DIRECTIONS FOR THIS TASK: Retype every entry exactly, character for character.

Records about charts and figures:
----

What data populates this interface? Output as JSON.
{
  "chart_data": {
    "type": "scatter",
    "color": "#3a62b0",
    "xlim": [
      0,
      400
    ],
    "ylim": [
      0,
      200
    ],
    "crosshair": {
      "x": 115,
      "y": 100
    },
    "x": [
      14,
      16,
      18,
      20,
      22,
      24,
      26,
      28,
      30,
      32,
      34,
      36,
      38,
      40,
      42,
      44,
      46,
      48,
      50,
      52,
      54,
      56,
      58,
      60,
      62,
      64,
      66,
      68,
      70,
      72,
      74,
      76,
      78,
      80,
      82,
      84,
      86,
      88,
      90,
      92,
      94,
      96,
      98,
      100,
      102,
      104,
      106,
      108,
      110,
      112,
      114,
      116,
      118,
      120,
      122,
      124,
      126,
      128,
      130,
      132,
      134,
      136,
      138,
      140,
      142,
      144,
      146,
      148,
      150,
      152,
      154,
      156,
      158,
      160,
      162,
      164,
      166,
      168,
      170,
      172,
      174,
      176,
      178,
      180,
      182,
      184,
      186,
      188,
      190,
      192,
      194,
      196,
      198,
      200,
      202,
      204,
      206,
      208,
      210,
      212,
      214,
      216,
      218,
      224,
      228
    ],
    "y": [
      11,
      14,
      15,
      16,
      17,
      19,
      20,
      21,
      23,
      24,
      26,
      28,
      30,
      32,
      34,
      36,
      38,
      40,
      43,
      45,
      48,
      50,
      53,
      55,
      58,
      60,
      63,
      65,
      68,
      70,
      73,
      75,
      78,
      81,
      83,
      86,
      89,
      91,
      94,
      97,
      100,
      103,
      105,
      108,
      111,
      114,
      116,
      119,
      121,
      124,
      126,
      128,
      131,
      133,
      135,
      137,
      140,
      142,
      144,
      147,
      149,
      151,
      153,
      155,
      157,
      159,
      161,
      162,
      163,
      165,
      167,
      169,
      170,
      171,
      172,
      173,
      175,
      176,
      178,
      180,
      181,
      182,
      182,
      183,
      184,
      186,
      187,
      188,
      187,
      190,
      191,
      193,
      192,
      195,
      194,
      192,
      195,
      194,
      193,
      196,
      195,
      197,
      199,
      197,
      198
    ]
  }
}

----

FINAL ANSWER:
What data populates this interface? Output as JSON.
{
  "chart_data": {
    "type": "scatter",
    "color": "#3a62b0",
    "xlim": [
      0,
      400
    ],
    "ylim": [
      0,
      200
    ],
    "crosshair": {
      "x": 115,
      "y": 100
    },
    "x": [
      14,
      16,
      18,
      20,
      22,
      24,
      26,
      28,
      30,
      32,
      34,
      36,
      38,
      40,
      42,
      44,
      46,
      48,
      50,
      52,
      54,
      56,
      58,
      60,
      62,
      64,
      66,
      68,
      70,
      72,
      74,
      76,
      78,
      80,
      82,
      84,
      86,
      88,
      90,
      92,
      94,
      96,
      98,
      100,
      102,
      104,
      106,
      108,
      110,
      112,
      114,
      116,
      118,
      120,
      122,
      124,
      126,
      128,
      130,
      132,
      134,
      136,
      138,
      140,
      142,
      144,
      146,
      148,
      150,
      152,
      154,
      156,
      158,
      160,
      162,
      164,
      166,
      168,
      170,
      172,
      174,
      176,
      178,
      180,
      182,
      184,
      186,
      188,
      190,
      192,
      194,
      196,
      198,
      200,
      202,
      204,
      206,
      208,
      210,
      212,
      214,
      216,
      218,
      224,
      228
    ],
    "y": [
      11,
      14,
      15,
      16,
      17,
      19,
      20,
      21,
      23,
      24,
      26,
      28,
      30,
      32,
      34,
      36,
      38,
      40,
      43,
      45,
      48,
      50,
      53,
      55,
      58,
      60,
      63,
      65,
      68,
      70,
      73,
      75,
      78,
      81,
      83,
      86,
      89,
      91,
      94,
      97,
      100,
      103,
      105,
      108,
      111,
      114,
      116,
      119,
      121,
      124,
      126,
      128,
      131,
      133,
      135,
      137,
      140,
      142,
      144,
      147,
      149,
      151,
      153,
      155,
      157,
      159,
      161,
      162,
      163,
      165,
      167,
      169,
      170,
      171,
      172,
      173,
      175,
      176,
      178,
      180,
      181,
      182,
      182,
      183,
      184,
      186,
      187,
      188,
      187,
      190,
      191,
      193,
      192,
      195,
      194,
      192,
      195,
      194,
      193,
      196,
      195,
      197,
      199,
      197,
      198
    ]
  }
}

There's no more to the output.